*Request*
Extract precisely the lines that run from the line containing "Output the text content of this document." to the end of the records below, with both ends included and pictures omitted.
━━━
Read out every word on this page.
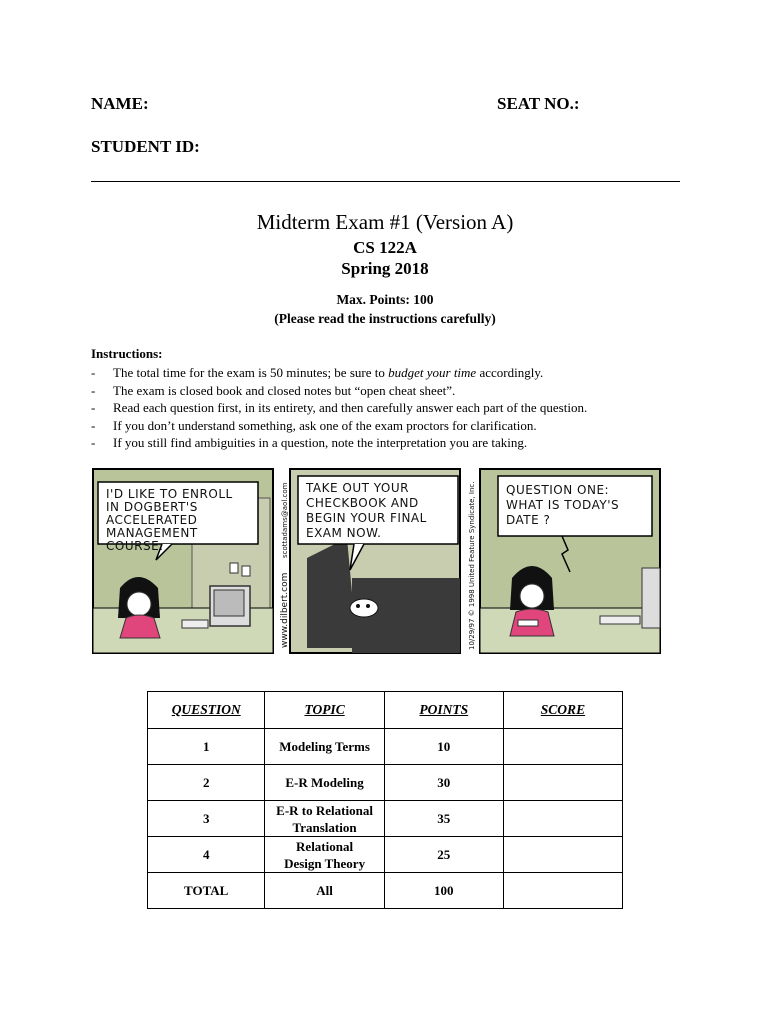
NAME:	SEAT NO.:
STUDENT ID:
Midterm Exam #1 (Version A)
CS 122A
Spring 2018
Max. Points: 100
(Please read the instructions carefully)
Instructions:
- The total time for the exam is 50 minutes; be sure to budget your time accordingly.
- The exam is closed book and closed notes but “open cheat sheet”.
- Read each question first, in its entirety, and then carefully answer each part of the question.
- If you don’t understand something, ask one of the exam proctors for clarification.
- If you still find ambiguities in a question, note the interpretation you are taking.
I'D LIKE TO ENROLL IN DOGBERT'S ACCELERATED MANAGEMENT COURSE.
TAKE OUT YOUR CHECKBOOK AND BEGIN YOUR FINAL EXAM NOW.
QUESTION ONE: WHAT IS TODAY'S DATE ?
www.dilbert.com
scottadams@aol.com	10/29/97 © 1998 United Feature Syndicate, Inc.
QUESTION	TOPIC	POINTS	SCORE
1	Modeling Terms	10	
2	E-R Modeling	30	
3	E-R to Relational
Translation	35	
4	Relational
Design Theory	25	
TOTAL	All	100	
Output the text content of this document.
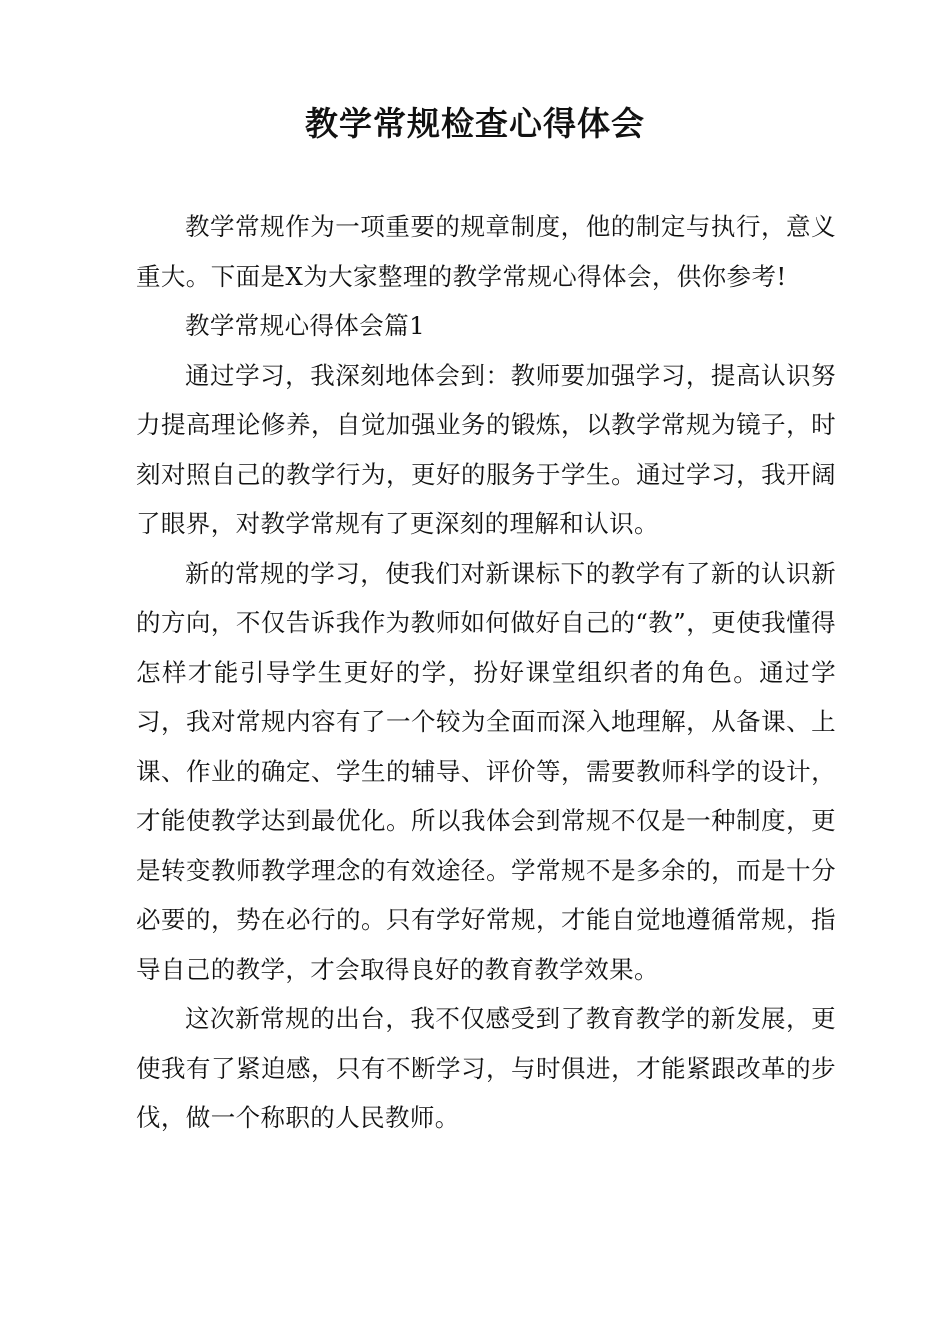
教学常规检查心得体会

教学常规作为一项重要的规章制度，他的制定与执行，意义重大。下面是X为大家整理的教学常规心得体会，供你参考!

教学常规心得体会篇1

通过学习，我深刻地体会到：教师要加强学习，提高认识努力提高理论修养，自觉加强业务的锻炼，以教学常规为镜子，时刻对照自己的教学行为，更好的服务于学生。通过学习，我开阔了眼界，对教学常规有了更深刻的理解和认识。

新的常规的学习，使我们对新课标下的教学有了新的认识新的方向，不仅告诉我作为教师如何做好自己的“教”，更使我懂得怎样才能引导学生更好的学，扮好课堂组织者的角色。通过学习，我对常规内容有了一个较为全面而深入地理解，从备课、上课、作业的确定、学生的辅导、评价等，需要教师科学的设计，才能使教学达到最优化。所以我体会到常规不仅是一种制度，更是转变教师教学理念的有效途径。学常规不是多余的，而是十分必要的，势在必行的。只有学好常规，才能自觉地遵循常规，指导自己的教学，才会取得良好的教育教学效果。

这次新常规的出台，我不仅感受到了教育教学的新发展，更使我有了紧迫感，只有不断学习，与时俱进，才能紧跟改革的步伐，做一个称职的人民教师。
━━━
*Task response*
Output the text content of this document.
教学常规检查心得体会

教学常规作为一项重要的规章制度，他的制定与执行，意义重大。下面是X为大家整理的教学常规心得体会，供你参考!

教学常规心得体会篇1

通过学习，我深刻地体会到：教师要加强学习，提高认识努力提高理论修养，自觉加强业务的锻炼，以教学常规为镜子，时刻对照自己的教学行为，更好的服务于学生。通过学习，我开阔了眼界，对教学常规有了更深刻的理解和认识。

新的常规的学习，使我们对新课标下的教学有了新的认识新的方向，不仅告诉我作为教师如何做好自己的“教”，更使我懂得怎样才能引导学生更好的学，扮好课堂组织者的角色。通过学习，我对常规内容有了一个较为全面而深入地理解，从备课、上课、作业的确定、学生的辅导、评价等，需要教师科学的设计，才能使教学达到最优化。所以我体会到常规不仅是一种制度，更是转变教师教学理念的有效途径。学常规不是多余的，而是十分必要的，势在必行的。只有学好常规，才能自觉地遵循常规，指导自己的教学，才会取得良好的教育教学效果。

这次新常规的出台，我不仅感受到了教育教学的新发展，更使我有了紧迫感，只有不断学习，与时俱进，才能紧跟改革的步伐，做一个称职的人民教师。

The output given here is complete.